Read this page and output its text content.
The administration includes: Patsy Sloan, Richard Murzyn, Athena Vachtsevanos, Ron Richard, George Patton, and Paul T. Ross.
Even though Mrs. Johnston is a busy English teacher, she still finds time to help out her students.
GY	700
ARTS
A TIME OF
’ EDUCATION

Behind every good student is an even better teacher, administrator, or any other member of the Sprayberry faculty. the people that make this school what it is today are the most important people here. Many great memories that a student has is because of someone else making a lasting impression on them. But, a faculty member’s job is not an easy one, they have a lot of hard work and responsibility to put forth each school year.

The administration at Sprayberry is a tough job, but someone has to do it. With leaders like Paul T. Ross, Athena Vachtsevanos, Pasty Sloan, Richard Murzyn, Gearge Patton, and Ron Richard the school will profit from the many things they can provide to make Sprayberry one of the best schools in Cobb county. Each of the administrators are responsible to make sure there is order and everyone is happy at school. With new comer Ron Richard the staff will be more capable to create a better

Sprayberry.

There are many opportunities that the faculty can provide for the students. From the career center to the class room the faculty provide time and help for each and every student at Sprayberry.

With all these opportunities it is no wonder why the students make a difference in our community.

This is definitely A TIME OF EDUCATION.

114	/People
---
_SET TASK_
Using the records above, find and show each line with the string "EDUCATION".

_REPLY_
’ EDUCATION
This is definitely A TIME OF EDUCATION.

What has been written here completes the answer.